### DATA TO USE
┄┄┄┄┄┄┄┄┄┄┄┄┄┄┄┄┄┄┄┄

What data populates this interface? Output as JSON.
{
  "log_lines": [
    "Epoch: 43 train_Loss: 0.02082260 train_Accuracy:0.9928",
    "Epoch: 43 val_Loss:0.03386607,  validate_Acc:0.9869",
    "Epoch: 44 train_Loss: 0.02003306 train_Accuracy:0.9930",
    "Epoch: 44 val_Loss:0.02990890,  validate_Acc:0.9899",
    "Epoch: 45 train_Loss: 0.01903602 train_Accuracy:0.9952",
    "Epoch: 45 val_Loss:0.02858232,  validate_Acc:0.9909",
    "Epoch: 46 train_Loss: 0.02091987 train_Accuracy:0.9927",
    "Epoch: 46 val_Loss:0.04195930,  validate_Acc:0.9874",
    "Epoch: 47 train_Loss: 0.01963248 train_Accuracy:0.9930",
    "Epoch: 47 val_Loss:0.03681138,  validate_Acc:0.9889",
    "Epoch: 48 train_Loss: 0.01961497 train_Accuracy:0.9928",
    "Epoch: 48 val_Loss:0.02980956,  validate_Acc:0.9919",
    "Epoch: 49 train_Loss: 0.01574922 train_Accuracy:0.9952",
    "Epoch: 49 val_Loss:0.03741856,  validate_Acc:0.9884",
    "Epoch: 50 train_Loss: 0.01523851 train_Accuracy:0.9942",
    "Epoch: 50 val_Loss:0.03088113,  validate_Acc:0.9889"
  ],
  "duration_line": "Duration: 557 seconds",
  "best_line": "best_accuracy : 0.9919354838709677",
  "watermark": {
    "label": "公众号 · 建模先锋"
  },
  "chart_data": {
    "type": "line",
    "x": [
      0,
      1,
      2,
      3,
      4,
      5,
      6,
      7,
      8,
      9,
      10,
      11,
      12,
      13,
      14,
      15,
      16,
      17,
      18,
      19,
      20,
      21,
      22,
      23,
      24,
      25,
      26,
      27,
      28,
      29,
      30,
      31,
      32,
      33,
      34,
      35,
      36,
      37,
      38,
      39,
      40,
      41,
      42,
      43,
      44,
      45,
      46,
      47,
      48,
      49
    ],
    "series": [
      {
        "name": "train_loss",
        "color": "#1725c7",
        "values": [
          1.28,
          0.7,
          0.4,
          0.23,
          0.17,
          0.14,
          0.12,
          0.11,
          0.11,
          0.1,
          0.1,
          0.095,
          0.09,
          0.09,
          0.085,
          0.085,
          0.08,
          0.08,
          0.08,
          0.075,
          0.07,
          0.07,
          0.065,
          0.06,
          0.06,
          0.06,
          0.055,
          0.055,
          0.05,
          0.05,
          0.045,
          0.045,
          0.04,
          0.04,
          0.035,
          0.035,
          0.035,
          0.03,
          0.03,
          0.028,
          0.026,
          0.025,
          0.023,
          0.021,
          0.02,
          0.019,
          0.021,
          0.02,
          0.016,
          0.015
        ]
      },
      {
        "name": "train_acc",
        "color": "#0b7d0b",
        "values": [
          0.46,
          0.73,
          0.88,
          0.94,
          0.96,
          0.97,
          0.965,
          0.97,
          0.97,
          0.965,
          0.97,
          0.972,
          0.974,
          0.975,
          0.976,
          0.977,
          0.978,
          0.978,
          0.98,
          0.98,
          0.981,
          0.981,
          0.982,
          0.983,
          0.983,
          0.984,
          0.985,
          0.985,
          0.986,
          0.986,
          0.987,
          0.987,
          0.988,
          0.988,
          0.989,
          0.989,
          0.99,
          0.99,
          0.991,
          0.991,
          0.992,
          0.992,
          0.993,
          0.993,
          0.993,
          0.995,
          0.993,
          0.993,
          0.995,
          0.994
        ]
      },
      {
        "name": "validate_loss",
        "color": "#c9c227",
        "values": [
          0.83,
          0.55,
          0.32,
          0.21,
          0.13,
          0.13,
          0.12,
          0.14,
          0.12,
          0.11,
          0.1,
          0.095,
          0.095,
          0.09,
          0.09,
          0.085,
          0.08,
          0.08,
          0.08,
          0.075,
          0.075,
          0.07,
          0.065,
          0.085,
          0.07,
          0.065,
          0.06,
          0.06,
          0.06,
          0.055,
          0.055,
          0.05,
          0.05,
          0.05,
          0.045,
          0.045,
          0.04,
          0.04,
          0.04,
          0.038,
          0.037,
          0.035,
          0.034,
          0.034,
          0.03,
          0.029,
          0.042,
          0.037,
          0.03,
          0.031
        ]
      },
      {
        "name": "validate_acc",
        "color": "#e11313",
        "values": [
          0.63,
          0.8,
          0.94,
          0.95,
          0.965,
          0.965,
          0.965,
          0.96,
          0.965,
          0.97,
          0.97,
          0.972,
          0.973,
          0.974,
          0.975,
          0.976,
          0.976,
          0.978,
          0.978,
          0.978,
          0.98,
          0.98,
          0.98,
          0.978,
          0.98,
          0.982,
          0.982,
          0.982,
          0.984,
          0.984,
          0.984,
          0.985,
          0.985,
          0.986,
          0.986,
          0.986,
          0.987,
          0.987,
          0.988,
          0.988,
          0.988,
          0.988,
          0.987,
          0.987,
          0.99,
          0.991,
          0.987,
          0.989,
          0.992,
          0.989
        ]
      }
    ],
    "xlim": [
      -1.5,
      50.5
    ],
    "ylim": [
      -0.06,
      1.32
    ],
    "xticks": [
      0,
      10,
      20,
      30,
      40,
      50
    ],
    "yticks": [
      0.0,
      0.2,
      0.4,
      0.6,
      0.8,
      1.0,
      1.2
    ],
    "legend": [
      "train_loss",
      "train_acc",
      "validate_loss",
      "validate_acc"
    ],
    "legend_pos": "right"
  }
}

┄┄┄┄┄┄┄┄┄┄┄┄┄┄┄┄┄┄┄┄

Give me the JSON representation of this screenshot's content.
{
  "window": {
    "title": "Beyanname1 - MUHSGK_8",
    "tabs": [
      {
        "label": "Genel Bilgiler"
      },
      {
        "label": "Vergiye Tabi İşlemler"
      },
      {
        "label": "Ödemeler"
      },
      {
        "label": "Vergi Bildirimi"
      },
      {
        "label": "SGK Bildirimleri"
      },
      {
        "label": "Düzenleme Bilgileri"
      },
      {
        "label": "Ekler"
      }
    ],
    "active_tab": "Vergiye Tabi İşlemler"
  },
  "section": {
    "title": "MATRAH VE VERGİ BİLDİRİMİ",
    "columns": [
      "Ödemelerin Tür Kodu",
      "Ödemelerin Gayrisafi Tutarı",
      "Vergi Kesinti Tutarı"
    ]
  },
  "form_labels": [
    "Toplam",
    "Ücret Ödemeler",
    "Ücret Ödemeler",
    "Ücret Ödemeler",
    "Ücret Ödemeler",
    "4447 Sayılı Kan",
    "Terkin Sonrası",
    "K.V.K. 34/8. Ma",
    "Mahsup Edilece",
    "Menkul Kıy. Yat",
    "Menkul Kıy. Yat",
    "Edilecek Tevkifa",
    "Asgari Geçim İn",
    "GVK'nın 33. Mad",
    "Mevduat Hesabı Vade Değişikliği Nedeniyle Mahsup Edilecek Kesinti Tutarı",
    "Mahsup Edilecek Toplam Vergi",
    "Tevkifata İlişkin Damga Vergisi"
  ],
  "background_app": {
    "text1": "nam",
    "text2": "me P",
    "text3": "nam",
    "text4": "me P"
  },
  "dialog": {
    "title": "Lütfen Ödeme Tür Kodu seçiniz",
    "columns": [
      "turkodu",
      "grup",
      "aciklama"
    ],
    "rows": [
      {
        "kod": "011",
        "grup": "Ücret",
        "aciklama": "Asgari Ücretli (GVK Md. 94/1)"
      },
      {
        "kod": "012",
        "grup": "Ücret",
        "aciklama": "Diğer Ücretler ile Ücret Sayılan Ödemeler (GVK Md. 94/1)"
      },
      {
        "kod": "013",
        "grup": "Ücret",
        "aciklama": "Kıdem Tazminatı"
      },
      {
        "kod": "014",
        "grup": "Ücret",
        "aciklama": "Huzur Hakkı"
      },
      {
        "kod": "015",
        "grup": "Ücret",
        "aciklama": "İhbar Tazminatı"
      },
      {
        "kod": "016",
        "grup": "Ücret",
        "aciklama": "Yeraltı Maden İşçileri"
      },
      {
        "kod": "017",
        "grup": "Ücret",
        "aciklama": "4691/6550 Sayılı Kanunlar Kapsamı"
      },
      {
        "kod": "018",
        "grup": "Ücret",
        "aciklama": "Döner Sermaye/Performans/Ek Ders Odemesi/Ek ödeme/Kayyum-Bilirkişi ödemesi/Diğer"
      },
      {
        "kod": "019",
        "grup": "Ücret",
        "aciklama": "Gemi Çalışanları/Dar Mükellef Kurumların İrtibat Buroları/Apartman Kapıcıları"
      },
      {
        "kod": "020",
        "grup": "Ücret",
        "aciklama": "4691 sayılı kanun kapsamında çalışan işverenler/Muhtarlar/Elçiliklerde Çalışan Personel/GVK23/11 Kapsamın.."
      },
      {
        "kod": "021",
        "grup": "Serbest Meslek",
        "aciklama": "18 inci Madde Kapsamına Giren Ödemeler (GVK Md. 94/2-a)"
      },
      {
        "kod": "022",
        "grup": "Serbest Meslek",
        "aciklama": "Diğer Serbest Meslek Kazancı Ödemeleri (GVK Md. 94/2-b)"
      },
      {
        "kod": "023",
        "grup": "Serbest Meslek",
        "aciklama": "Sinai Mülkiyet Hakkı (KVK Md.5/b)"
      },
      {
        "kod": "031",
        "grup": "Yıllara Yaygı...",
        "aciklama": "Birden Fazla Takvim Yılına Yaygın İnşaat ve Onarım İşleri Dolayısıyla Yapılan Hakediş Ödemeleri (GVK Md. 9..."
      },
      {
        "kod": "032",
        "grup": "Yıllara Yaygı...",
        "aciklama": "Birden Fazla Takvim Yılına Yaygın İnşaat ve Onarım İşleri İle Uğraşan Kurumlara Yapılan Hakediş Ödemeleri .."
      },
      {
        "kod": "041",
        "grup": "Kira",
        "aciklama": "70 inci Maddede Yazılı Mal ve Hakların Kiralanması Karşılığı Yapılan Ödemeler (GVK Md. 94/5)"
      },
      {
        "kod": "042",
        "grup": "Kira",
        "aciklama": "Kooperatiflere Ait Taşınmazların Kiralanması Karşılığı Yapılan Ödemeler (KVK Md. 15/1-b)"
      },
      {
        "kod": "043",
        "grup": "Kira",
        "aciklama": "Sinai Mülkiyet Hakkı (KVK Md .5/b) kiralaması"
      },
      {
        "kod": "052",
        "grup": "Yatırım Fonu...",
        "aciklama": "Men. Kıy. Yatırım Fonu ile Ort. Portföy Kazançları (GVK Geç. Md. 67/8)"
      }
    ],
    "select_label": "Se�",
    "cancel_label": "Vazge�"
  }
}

┄┄┄┄┄┄┄┄┄┄┄┄┄┄┄┄┄┄┄┄

### TASK OBJECTIVE
Identify all lines in the records above with the word "Fonu".

### COMPLETE ANSWER
        "grup": "Yatırım Fonu...",
        "aciklama": "Men. Kıy. Yatırım Fonu ile Ort. Portföy Kazançları (GVK Geç. Md. 67/8)"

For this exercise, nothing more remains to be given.